[Dataset rows about figures]
++++++

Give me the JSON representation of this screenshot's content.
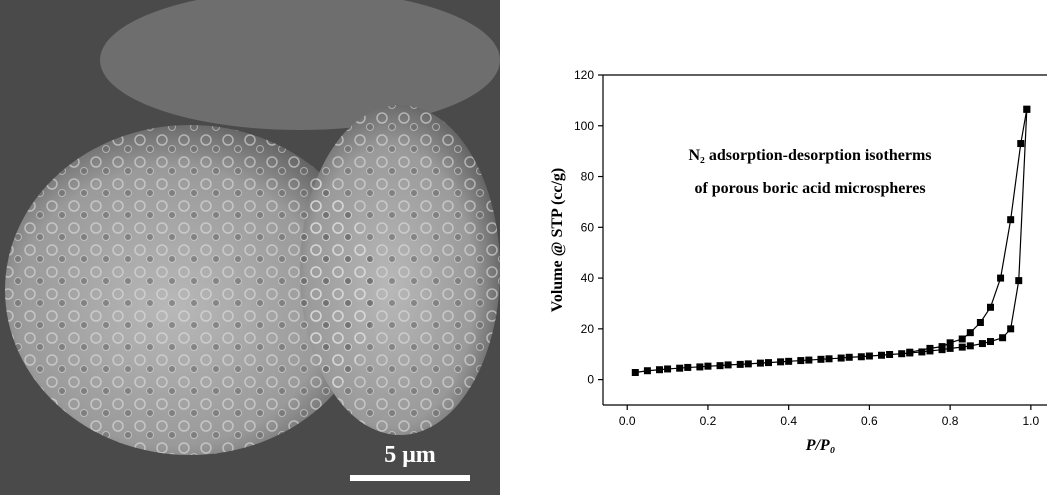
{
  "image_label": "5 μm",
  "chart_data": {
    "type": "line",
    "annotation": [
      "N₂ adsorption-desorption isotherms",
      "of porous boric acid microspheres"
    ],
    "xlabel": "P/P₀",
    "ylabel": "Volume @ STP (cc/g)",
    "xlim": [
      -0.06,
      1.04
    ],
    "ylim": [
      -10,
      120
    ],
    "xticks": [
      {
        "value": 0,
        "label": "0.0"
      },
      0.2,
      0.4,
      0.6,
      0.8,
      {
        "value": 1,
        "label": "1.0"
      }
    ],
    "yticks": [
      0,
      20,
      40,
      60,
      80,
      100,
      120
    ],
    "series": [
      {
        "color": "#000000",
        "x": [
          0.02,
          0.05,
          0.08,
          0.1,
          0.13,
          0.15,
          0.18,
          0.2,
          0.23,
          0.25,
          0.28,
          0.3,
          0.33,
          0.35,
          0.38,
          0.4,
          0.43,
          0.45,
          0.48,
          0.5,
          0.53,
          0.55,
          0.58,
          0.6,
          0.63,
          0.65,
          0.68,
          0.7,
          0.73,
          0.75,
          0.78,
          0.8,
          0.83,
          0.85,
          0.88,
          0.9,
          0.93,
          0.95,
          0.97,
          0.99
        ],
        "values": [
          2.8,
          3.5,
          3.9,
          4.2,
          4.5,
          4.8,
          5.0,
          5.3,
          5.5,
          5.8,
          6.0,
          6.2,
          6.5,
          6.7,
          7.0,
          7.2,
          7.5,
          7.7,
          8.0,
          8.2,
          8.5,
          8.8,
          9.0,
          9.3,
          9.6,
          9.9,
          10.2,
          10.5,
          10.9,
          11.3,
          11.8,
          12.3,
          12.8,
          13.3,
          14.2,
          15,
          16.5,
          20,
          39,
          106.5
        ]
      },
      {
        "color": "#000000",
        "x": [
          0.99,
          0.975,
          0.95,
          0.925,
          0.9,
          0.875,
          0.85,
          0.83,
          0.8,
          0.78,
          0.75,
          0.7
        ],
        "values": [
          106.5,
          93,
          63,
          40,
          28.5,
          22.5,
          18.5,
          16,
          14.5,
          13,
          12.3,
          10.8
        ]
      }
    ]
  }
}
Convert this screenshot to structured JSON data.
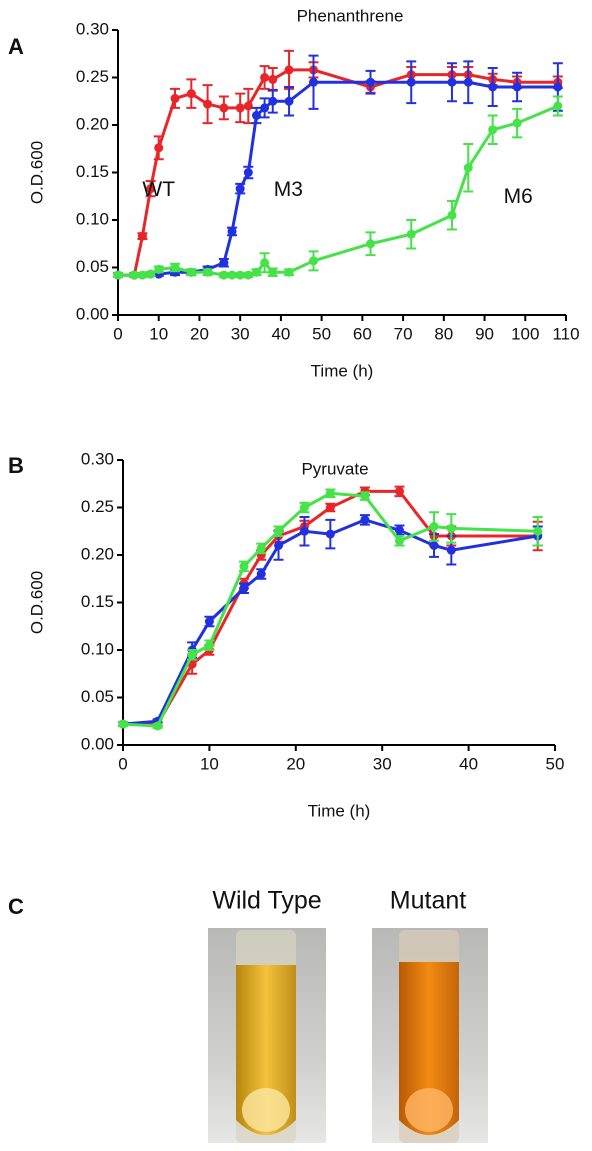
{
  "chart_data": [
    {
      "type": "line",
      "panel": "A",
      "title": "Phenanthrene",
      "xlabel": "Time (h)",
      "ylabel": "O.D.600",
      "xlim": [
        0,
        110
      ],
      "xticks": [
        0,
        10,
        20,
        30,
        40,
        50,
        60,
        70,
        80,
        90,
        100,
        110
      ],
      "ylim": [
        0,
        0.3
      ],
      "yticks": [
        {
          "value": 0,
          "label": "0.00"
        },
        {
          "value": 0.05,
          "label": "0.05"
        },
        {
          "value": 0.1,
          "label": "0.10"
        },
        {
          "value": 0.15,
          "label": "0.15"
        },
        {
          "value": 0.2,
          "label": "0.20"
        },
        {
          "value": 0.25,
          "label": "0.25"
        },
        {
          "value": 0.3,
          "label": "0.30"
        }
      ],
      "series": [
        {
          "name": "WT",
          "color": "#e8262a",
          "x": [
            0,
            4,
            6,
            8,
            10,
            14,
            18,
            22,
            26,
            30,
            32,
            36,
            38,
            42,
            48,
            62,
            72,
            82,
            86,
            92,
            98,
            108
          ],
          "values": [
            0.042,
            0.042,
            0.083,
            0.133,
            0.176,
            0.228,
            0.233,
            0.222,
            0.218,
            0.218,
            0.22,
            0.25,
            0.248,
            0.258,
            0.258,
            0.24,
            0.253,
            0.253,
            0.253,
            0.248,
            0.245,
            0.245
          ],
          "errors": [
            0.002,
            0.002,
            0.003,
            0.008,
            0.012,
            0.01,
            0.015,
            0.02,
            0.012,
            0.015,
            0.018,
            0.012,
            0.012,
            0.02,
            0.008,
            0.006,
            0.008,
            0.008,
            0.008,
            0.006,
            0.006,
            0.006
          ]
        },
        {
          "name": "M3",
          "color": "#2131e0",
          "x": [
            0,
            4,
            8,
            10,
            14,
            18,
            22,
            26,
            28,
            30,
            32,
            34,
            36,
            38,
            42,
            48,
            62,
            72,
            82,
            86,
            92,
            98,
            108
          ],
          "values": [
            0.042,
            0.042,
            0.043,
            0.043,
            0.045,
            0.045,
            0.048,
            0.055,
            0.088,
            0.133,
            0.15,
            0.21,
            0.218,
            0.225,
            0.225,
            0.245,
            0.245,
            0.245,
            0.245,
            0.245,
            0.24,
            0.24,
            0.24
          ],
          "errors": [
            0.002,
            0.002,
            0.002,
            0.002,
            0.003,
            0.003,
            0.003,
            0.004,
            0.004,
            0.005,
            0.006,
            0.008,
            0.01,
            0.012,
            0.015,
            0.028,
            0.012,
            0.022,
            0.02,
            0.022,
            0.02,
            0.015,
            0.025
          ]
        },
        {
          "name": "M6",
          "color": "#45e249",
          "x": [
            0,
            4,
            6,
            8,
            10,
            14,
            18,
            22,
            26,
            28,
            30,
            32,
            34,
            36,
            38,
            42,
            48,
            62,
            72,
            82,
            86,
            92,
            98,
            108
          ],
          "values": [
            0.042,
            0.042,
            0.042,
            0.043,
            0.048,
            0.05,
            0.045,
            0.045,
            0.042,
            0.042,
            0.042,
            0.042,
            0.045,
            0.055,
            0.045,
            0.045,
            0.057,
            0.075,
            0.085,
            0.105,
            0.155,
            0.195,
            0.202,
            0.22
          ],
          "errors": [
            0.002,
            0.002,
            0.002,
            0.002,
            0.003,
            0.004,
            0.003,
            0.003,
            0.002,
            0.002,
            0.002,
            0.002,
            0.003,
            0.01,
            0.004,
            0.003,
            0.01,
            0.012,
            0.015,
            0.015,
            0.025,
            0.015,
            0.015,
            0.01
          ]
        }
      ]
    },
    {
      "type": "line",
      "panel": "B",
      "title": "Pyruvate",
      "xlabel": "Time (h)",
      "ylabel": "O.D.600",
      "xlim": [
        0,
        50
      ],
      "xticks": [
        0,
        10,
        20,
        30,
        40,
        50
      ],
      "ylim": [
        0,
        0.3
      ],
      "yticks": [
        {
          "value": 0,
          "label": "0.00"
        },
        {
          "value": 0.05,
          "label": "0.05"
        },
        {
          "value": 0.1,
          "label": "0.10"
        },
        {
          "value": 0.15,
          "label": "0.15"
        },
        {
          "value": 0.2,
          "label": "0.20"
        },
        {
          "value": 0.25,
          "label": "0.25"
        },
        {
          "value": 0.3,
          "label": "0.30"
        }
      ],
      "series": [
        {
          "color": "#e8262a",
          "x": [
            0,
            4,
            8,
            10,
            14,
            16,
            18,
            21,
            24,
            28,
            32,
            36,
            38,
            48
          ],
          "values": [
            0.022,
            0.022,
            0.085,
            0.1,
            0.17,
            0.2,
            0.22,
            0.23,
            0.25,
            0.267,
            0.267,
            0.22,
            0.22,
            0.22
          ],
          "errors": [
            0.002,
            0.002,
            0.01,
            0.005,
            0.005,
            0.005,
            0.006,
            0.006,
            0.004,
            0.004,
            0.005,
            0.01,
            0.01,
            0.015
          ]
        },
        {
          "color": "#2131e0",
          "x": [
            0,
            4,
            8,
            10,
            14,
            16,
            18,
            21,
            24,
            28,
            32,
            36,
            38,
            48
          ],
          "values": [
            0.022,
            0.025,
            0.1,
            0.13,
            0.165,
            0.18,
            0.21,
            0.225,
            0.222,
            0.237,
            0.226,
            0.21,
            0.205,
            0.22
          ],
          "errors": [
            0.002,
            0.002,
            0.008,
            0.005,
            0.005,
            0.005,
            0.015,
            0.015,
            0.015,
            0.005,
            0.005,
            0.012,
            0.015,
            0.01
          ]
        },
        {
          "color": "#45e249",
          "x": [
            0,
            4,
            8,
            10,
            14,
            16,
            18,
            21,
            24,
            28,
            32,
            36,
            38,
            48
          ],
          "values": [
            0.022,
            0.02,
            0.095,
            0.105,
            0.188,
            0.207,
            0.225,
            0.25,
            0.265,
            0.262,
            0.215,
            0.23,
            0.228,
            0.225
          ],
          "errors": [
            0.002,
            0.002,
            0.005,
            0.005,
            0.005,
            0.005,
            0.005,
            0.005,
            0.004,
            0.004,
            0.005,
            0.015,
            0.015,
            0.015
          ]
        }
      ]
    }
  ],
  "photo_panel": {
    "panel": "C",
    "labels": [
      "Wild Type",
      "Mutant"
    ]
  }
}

++++++

◆ **WHAT YOU SHOULD DO**: State how many lines of the entries above include the word "JSON", offering no text other than the number.

◆ **PROBLEM SOLUTION**: 2